DESCRIPTION OF THE TASK
Please transcribe the records precisely; pictures stay out of your copy.

(Stored data entries)
◆ ◆ ◆ ◆ ◆ ◆ ◆

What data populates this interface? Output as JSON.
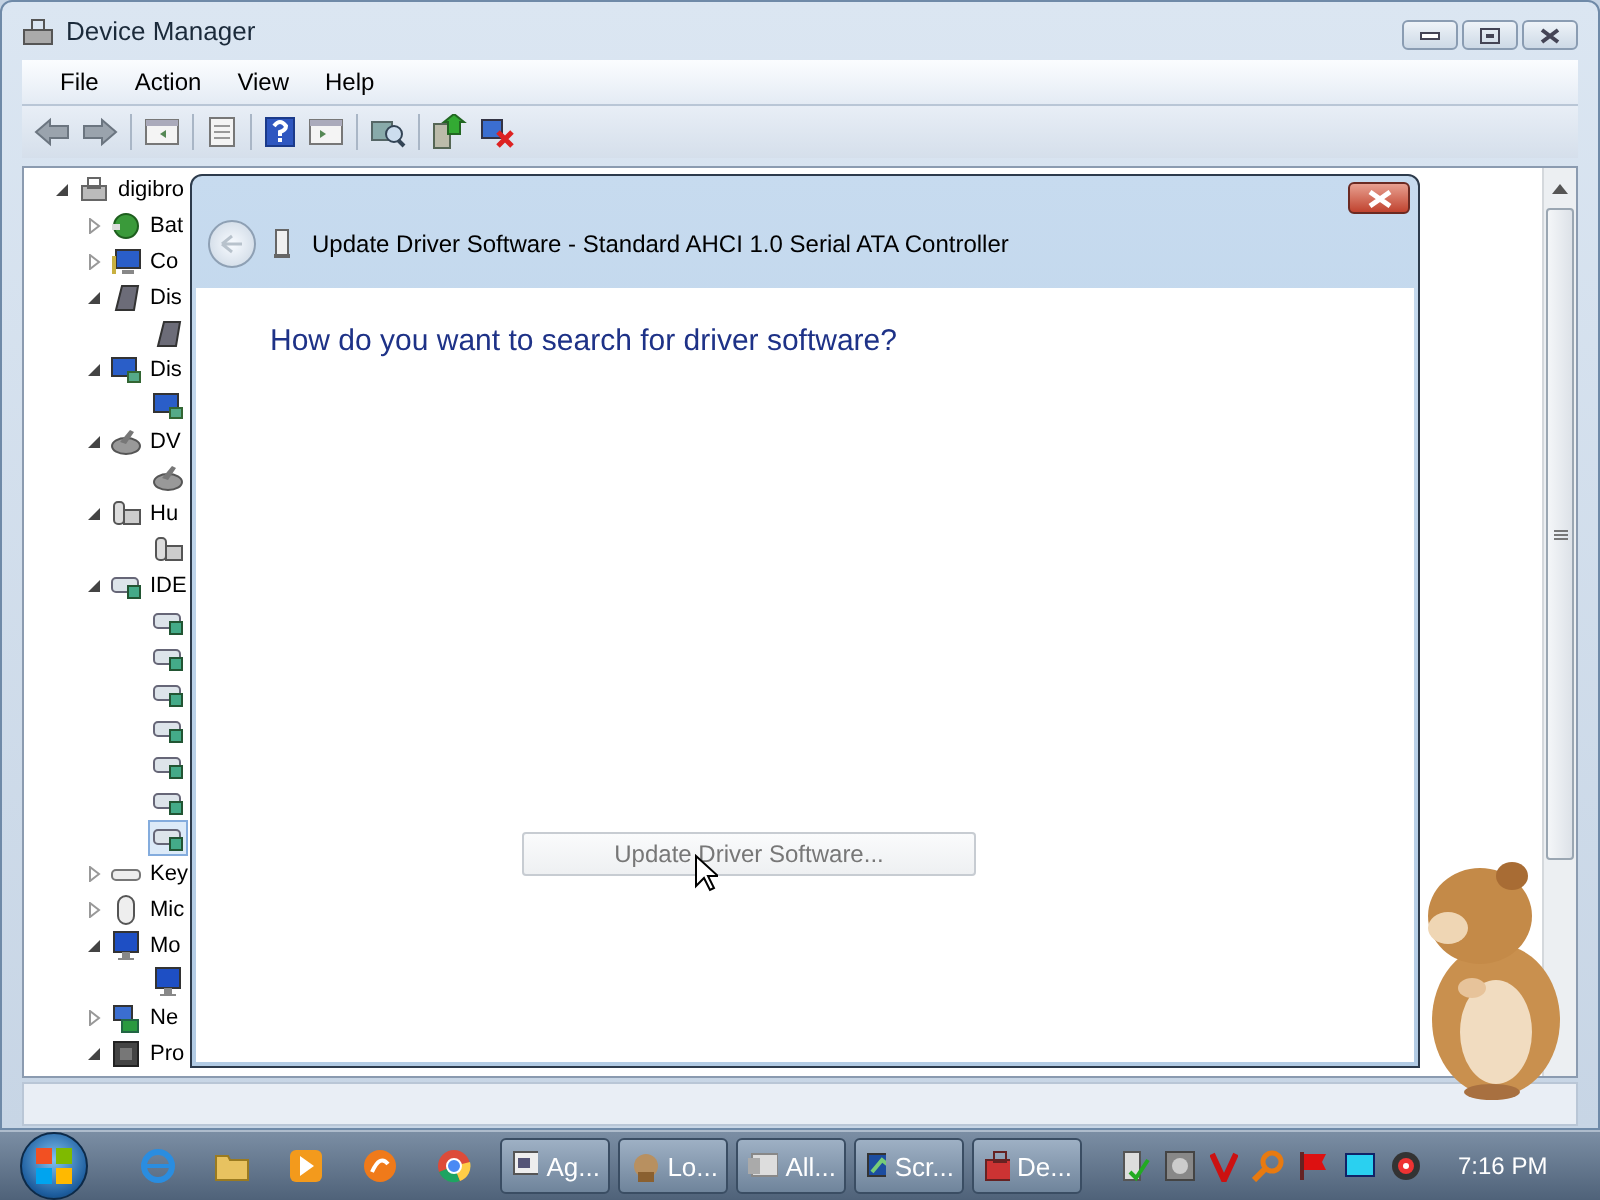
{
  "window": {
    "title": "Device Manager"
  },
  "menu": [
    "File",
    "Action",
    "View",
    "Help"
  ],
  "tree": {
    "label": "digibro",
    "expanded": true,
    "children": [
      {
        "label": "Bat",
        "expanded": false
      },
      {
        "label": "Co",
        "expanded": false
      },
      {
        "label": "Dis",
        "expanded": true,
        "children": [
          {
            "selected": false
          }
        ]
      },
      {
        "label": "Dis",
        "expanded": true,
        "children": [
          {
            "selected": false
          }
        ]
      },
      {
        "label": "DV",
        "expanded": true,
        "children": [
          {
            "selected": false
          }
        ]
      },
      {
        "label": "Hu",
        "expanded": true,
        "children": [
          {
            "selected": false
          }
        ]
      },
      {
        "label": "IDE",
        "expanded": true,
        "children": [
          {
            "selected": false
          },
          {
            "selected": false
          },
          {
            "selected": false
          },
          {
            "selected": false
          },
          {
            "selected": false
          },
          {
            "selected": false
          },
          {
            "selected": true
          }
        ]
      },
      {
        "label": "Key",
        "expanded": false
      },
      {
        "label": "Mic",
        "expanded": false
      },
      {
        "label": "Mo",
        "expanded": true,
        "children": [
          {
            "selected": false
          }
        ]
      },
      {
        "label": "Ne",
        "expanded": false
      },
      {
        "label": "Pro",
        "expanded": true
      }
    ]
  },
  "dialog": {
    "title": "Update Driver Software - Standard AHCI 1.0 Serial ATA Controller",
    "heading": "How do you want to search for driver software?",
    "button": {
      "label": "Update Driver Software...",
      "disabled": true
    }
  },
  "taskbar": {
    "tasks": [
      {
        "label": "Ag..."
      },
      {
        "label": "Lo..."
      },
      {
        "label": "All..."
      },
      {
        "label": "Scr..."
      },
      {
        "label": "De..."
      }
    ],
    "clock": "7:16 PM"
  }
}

◆ ◆ ◆ ◆ ◆ ◆ ◆

FULL ANSWER
What data populates this interface? Output as JSON.
{
  "window": {
    "title": "Device Manager"
  },
  "menu": [
    "File",
    "Action",
    "View",
    "Help"
  ],
  "tree": {
    "label": "digibro",
    "expanded": true,
    "children": [
      {
        "label": "Bat",
        "expanded": false
      },
      {
        "label": "Co",
        "expanded": false
      },
      {
        "label": "Dis",
        "expanded": true,
        "children": [
          {
            "selected": false
          }
        ]
      },
      {
        "label": "Dis",
        "expanded": true,
        "children": [
          {
            "selected": false
          }
        ]
      },
      {
        "label": "DV",
        "expanded": true,
        "children": [
          {
            "selected": false
          }
        ]
      },
      {
        "label": "Hu",
        "expanded": true,
        "children": [
          {
            "selected": false
          }
        ]
      },
      {
        "label": "IDE",
        "expanded": true,
        "children": [
          {
            "selected": false
          },
          {
            "selected": false
          },
          {
            "selected": false
          },
          {
            "selected": false
          },
          {
            "selected": false
          },
          {
            "selected": false
          },
          {
            "selected": true
          }
        ]
      },
      {
        "label": "Key",
        "expanded": false
      },
      {
        "label": "Mic",
        "expanded": false
      },
      {
        "label": "Mo",
        "expanded": true,
        "children": [
          {
            "selected": false
          }
        ]
      },
      {
        "label": "Ne",
        "expanded": false
      },
      {
        "label": "Pro",
        "expanded": true
      }
    ]
  },
  "dialog": {
    "title": "Update Driver Software - Standard AHCI 1.0 Serial ATA Controller",
    "heading": "How do you want to search for driver software?",
    "button": {
      "label": "Update Driver Software...",
      "disabled": true
    }
  },
  "taskbar": {
    "tasks": [
      {
        "label": "Ag..."
      },
      {
        "label": "Lo..."
      },
      {
        "label": "All..."
      },
      {
        "label": "Scr..."
      },
      {
        "label": "De..."
      }
    ],
    "clock": "7:16 PM"
  }
}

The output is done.